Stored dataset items
+ + + +

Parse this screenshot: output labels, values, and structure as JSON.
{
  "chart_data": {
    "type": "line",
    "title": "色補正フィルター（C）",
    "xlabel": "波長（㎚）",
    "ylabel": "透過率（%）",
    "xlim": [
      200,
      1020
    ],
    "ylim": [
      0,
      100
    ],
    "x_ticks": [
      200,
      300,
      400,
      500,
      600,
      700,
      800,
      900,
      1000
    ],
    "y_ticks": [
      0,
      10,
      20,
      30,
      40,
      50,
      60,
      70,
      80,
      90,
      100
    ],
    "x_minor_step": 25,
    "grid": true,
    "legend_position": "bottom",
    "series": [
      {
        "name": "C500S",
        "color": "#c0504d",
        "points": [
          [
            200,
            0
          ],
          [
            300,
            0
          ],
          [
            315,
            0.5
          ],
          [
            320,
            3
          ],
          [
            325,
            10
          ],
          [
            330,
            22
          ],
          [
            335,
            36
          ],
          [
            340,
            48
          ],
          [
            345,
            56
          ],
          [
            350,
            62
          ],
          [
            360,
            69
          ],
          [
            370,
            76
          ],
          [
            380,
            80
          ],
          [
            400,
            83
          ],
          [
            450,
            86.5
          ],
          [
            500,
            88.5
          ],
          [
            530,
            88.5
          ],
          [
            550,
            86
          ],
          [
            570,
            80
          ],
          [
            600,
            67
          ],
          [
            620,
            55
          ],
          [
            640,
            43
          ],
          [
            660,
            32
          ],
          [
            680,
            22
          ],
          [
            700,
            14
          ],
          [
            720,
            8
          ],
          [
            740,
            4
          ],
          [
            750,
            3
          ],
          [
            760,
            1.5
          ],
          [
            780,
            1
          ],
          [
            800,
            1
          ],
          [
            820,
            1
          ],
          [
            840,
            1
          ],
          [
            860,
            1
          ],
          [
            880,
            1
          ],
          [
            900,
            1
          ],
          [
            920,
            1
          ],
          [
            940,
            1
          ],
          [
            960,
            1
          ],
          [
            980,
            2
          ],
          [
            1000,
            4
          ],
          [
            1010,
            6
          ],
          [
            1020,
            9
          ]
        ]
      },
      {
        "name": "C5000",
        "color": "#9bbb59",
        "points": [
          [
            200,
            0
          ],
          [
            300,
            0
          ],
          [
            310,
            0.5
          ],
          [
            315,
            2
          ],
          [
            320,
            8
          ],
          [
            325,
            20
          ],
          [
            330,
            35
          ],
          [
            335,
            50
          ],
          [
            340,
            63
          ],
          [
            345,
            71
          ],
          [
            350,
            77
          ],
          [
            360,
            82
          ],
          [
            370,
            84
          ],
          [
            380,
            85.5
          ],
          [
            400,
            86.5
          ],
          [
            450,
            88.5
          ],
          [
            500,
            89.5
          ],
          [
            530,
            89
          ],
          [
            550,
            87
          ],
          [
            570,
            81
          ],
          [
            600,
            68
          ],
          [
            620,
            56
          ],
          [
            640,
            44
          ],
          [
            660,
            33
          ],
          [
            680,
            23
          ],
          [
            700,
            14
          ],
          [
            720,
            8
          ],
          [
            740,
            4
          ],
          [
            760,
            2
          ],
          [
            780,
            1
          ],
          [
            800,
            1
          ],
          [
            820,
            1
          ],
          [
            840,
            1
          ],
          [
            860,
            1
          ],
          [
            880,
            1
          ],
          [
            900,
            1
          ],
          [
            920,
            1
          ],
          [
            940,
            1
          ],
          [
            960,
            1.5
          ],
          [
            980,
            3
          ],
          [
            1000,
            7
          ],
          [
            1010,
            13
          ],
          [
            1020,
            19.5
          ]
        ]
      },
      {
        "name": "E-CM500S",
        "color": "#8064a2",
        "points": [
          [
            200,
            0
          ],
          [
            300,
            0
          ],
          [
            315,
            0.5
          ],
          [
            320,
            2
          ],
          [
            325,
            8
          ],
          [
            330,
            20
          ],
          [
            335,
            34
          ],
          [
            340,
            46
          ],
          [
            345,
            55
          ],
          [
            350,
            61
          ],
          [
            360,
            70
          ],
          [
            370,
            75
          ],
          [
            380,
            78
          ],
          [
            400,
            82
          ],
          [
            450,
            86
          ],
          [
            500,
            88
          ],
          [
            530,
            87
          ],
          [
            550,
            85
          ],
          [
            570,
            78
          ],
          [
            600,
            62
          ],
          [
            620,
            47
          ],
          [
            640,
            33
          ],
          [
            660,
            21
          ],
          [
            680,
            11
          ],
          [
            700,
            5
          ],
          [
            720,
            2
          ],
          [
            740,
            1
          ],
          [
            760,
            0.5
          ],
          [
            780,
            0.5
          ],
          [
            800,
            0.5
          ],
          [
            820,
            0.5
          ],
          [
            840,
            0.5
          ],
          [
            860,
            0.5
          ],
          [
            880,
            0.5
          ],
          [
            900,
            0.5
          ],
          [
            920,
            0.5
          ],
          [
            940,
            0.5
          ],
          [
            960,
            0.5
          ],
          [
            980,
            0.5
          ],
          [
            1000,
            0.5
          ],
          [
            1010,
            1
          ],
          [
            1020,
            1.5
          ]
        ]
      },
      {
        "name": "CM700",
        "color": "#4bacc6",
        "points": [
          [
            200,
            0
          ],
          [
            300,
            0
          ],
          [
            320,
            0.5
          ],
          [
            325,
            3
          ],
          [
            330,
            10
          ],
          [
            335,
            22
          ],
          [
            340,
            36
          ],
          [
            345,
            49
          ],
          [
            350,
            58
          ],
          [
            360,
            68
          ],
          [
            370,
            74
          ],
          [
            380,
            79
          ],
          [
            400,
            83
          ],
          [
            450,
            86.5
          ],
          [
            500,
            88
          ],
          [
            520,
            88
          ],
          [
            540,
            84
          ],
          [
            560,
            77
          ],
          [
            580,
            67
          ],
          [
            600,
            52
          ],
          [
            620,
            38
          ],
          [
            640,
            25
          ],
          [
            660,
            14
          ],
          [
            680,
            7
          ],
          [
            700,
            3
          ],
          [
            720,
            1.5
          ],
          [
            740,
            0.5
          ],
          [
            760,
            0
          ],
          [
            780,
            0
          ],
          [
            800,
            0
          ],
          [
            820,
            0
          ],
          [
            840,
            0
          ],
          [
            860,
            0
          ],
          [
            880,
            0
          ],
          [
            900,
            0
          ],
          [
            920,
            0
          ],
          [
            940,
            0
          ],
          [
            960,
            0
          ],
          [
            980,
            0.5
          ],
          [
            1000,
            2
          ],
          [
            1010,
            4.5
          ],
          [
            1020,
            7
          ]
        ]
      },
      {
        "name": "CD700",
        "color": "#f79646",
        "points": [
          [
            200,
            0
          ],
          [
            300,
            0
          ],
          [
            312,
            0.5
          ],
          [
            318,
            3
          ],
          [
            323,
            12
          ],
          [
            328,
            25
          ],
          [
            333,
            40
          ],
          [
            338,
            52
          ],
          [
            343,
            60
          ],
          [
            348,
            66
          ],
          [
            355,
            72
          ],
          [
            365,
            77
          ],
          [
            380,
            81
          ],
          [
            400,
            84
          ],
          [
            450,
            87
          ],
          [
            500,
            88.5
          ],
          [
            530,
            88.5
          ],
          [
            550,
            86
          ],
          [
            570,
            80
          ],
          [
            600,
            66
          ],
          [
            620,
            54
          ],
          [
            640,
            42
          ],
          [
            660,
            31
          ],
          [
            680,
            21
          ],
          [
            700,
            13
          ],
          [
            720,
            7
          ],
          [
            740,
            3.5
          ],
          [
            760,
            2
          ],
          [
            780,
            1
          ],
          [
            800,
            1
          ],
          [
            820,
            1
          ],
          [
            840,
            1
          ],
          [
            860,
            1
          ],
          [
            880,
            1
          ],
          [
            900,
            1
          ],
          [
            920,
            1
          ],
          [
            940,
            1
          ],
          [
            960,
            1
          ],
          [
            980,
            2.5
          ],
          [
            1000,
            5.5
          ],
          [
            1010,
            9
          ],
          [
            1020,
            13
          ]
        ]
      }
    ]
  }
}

+ + + +

Task to complete >> Go over the entries above and say how many lines hold the string "color", with no other text.

Finished task >> 5